=== Supplied entries ===

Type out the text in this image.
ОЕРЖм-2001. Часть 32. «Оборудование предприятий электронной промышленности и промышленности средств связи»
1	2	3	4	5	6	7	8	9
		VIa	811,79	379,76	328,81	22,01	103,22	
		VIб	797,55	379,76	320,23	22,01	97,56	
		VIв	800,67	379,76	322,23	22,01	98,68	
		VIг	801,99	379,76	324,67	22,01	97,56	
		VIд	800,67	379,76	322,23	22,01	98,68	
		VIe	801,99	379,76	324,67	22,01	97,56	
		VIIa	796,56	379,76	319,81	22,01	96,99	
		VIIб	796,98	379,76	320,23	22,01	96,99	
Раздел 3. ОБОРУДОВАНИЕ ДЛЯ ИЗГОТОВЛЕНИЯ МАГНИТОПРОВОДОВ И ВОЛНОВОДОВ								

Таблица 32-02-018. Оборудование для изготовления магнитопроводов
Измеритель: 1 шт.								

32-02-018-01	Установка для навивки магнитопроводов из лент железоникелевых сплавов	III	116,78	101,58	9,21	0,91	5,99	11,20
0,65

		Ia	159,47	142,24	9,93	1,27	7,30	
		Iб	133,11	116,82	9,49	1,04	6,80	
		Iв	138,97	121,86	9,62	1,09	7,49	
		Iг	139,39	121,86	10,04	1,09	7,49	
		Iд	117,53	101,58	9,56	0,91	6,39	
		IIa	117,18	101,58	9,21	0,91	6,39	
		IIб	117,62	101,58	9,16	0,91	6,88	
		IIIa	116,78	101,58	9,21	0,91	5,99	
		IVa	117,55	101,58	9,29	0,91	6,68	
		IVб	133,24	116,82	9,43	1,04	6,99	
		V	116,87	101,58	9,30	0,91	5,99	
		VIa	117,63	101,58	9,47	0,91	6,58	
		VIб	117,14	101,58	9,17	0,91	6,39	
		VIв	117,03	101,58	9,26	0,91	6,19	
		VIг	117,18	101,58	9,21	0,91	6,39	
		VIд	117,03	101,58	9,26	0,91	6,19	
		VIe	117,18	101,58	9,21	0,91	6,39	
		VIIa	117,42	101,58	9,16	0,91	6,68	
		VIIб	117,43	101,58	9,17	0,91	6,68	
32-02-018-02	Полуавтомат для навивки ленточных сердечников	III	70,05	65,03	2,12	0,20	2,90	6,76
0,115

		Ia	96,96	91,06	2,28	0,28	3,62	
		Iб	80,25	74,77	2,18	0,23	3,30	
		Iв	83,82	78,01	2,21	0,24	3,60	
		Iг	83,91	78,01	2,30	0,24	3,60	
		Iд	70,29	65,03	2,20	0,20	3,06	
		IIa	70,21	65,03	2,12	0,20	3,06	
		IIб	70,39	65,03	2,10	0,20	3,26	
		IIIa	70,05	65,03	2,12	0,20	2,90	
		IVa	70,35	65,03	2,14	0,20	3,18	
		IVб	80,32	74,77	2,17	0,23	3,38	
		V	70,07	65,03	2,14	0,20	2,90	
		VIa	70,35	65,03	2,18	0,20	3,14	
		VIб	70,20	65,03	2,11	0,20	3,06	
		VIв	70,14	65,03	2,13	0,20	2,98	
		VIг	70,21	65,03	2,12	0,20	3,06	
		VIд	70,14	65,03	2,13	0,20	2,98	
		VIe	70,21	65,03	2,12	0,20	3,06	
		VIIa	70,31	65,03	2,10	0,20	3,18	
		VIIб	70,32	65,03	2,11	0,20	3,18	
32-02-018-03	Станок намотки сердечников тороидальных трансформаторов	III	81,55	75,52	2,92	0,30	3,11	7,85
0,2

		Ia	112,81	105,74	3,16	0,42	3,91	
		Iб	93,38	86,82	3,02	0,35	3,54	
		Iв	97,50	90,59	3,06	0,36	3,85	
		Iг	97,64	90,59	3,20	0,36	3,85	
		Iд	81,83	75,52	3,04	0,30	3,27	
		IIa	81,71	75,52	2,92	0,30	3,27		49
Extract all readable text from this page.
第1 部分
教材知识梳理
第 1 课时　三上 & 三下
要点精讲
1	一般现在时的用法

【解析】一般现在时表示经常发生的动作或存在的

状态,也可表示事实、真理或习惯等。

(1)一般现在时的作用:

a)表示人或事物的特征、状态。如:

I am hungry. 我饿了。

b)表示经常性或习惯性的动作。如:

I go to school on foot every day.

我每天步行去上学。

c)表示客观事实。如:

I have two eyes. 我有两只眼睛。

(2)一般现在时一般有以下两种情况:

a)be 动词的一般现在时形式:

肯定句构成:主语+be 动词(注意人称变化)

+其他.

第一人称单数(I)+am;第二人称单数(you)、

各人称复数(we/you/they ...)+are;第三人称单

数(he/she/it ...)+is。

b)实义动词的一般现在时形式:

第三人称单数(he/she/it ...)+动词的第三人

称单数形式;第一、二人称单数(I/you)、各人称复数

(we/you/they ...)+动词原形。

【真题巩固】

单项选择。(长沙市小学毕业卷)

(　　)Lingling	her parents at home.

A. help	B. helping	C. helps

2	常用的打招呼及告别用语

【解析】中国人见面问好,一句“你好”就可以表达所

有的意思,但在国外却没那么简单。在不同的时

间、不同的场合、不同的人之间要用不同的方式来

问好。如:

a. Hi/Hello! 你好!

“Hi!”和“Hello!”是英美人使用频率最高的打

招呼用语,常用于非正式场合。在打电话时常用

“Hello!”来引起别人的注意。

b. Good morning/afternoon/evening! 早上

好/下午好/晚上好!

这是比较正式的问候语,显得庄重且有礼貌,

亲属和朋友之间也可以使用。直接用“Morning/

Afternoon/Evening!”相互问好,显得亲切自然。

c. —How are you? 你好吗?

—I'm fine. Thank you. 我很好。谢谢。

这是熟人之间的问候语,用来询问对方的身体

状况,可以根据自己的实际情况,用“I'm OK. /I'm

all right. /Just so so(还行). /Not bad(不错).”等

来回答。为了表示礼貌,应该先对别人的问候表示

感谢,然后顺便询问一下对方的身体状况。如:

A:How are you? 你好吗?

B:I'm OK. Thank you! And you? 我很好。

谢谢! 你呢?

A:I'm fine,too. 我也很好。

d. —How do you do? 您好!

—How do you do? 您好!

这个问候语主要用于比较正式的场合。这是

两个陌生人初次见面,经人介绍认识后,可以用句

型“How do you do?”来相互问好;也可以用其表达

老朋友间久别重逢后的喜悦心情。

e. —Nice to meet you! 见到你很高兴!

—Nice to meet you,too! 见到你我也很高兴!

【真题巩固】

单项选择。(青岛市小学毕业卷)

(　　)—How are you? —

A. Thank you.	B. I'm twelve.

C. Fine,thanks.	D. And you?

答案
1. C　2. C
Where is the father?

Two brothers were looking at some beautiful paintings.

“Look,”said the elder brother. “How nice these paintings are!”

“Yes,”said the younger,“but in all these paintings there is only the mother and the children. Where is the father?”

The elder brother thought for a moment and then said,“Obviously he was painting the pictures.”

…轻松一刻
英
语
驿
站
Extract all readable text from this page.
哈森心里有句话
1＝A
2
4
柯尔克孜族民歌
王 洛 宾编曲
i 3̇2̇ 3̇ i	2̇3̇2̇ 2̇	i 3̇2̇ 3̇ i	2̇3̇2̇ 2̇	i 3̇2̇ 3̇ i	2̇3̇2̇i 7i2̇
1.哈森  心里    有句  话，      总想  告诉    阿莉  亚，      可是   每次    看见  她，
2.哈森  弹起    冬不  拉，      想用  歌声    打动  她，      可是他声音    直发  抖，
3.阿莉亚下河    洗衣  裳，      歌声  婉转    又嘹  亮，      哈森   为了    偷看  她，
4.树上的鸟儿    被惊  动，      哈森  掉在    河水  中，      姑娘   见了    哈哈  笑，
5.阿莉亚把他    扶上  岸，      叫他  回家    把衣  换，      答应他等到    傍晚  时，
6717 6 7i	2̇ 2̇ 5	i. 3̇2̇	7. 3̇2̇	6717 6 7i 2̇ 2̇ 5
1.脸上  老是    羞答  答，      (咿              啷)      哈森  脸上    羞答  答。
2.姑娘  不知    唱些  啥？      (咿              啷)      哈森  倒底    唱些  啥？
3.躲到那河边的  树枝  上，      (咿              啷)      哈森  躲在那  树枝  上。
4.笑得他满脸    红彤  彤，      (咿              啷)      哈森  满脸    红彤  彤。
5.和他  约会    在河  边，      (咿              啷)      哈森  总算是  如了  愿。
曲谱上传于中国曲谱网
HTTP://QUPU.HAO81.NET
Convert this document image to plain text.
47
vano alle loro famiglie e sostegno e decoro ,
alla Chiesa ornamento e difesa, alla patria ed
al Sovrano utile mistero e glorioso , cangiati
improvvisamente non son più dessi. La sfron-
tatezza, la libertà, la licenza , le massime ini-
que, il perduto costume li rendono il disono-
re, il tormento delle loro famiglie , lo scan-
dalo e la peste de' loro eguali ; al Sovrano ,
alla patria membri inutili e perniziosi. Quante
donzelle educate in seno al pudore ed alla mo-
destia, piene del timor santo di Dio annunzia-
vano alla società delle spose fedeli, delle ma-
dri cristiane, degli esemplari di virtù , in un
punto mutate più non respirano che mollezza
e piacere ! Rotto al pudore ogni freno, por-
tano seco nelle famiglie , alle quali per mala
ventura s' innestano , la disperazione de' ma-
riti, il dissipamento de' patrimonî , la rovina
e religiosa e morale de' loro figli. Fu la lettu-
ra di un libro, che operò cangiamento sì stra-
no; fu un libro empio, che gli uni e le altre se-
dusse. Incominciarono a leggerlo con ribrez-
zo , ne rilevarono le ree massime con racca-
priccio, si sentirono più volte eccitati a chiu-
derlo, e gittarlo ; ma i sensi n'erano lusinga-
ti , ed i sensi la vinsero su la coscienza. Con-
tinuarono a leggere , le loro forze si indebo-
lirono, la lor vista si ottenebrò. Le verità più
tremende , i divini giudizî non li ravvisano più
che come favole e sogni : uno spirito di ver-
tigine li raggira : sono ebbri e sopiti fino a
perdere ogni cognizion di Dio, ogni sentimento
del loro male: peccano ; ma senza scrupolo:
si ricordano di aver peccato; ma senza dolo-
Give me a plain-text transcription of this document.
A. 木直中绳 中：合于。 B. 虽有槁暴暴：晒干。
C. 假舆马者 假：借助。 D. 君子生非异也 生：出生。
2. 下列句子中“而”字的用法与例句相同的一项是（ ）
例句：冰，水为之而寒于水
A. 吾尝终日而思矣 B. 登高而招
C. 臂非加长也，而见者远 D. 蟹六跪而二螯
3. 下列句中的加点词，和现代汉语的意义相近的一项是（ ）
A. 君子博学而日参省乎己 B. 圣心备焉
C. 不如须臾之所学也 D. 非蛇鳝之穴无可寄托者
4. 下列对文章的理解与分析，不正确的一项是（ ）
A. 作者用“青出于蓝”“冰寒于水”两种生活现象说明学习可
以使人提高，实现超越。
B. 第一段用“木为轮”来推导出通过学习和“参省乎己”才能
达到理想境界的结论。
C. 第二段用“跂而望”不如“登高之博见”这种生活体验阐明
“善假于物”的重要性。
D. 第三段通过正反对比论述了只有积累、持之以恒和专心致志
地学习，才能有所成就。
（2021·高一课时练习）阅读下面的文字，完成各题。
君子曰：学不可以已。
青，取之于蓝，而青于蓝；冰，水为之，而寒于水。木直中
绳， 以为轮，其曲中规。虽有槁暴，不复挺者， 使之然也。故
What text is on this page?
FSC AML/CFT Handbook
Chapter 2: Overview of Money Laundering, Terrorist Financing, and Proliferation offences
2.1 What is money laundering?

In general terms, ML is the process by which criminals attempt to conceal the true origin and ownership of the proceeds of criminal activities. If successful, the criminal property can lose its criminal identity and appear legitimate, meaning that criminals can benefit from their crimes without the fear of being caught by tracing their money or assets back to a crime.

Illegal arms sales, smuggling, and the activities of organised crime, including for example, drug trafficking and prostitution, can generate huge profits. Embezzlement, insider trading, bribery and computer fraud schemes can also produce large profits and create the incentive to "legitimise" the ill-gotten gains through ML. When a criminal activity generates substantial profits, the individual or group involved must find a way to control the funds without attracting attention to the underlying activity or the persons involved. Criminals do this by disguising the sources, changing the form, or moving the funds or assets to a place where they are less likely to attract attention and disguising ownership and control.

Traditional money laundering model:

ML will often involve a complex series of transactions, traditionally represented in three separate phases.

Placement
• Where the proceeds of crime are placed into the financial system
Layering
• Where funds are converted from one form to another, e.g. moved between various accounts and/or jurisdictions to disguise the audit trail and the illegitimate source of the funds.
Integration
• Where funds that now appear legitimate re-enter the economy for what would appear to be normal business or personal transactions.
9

===

Identify the lines above that contain the word "senza", then copy them.

▶ Output for this task
del loro male: peccano ; ma senza scrupolo:
si ricordano di aver peccato; ma senza dolo-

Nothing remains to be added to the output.